■ DIRECTIONS FOR THIS TASK ■
Pictures within the data are to be left out; everything else must be reproduced exactly.

■ DATA ENTRIES ■

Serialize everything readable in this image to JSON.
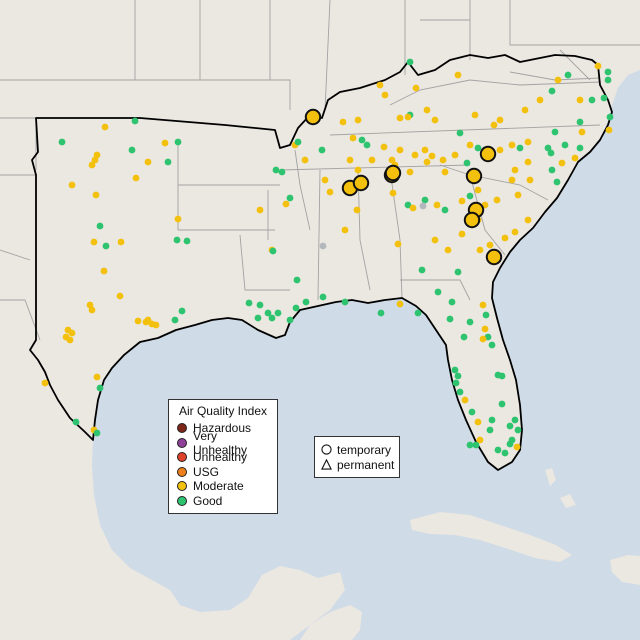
{
  "legend": {
    "title": "Air Quality Index",
    "categories": [
      {
        "label": "Hazardous",
        "color": "#7e2418"
      },
      {
        "label": "Very Unhealthy",
        "color": "#8f3f97"
      },
      {
        "label": "Unhealthy",
        "color": "#e0412b"
      },
      {
        "label": "USG",
        "color": "#ee7f1c"
      },
      {
        "label": "Moderate",
        "color": "#f3c10d"
      },
      {
        "label": "Good",
        "color": "#2ec46f"
      }
    ],
    "no_data_color": "#b4b8bd"
  },
  "type_legend": {
    "temporary": {
      "label": "temporary",
      "shape": "circle-icon"
    },
    "permanent": {
      "label": "permanent",
      "shape": "triangle-icon"
    }
  },
  "colors": {
    "water": "#cfdbe6",
    "land": "#ebe7e1",
    "borders": "#9f9f9f",
    "region_outline": "#000000"
  }
}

■ RESPONSE TO THE TASK ■
Serialize everything readable in this image to JSON.
{
  "legend": {
    "title": "Air Quality Index",
    "categories": [
      {
        "label": "Hazardous",
        "color": "#7e2418"
      },
      {
        "label": "Very Unhealthy",
        "color": "#8f3f97"
      },
      {
        "label": "Unhealthy",
        "color": "#e0412b"
      },
      {
        "label": "USG",
        "color": "#ee7f1c"
      },
      {
        "label": "Moderate",
        "color": "#f3c10d"
      },
      {
        "label": "Good",
        "color": "#2ec46f"
      }
    ],
    "no_data_color": "#b4b8bd"
  },
  "type_legend": {
    "temporary": {
      "label": "temporary",
      "shape": "circle-icon"
    },
    "permanent": {
      "label": "permanent",
      "shape": "triangle-icon"
    }
  },
  "colors": {
    "water": "#cfdbe6",
    "land": "#ebe7e1",
    "borders": "#9f9f9f",
    "region_outline": "#000000"
  }
}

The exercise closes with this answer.